» What to do
Copy, in full, each line of the material that holds the word "thuốc".

◇ ◇ ◇ ◇ ◇ ◇ ◇

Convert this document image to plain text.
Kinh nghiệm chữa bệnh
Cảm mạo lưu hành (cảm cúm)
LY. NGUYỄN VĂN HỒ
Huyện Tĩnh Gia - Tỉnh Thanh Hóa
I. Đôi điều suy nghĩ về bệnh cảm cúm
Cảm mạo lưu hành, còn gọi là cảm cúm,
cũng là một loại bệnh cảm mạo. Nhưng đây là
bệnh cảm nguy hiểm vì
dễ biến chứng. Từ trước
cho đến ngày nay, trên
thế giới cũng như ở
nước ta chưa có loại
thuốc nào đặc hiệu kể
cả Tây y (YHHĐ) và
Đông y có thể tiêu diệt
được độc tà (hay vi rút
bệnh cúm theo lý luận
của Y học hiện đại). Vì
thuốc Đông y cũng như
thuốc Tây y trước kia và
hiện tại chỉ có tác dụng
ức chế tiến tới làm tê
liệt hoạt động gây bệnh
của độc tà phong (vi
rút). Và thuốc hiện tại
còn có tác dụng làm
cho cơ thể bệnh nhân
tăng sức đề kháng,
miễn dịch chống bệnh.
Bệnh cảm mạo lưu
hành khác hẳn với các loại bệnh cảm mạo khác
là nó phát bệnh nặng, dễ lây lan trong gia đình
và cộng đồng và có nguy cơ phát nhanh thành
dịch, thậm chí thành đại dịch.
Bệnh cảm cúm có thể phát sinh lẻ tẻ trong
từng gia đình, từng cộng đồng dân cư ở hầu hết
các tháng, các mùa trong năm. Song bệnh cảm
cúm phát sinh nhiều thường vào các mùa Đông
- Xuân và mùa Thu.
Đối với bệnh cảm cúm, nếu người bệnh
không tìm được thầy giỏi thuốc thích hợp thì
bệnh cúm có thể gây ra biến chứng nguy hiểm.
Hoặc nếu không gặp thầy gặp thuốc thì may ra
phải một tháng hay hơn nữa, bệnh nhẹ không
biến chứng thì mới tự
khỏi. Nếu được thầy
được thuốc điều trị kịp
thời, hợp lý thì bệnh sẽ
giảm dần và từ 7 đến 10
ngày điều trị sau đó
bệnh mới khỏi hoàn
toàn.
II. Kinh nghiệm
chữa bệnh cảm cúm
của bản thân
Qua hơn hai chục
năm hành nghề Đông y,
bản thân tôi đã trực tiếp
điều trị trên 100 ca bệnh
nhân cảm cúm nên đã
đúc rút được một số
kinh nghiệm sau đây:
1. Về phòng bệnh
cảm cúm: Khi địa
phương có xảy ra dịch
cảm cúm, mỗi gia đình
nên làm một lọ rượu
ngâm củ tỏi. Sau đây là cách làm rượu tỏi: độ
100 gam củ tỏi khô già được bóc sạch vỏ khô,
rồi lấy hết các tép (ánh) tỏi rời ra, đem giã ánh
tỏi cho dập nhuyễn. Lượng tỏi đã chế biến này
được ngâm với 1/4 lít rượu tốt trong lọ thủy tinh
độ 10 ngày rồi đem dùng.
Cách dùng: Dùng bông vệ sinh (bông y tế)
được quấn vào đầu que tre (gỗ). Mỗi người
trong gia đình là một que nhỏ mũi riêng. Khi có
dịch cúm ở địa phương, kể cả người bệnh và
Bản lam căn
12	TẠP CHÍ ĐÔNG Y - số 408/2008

◇ ◇ ◇ ◇ ◇ ◇ ◇

» Written answer
thuốc nào đặc hiệu kể
thuốc Đông y cũng như
thuốc Tây y trước kia và
rút). Và thuốc hiện tại
không tìm được thầy giỏi thuốc thích hợp thì
Hoặc nếu không gặp thầy gặp thuốc thì may ra
được thuốc điều trị kịp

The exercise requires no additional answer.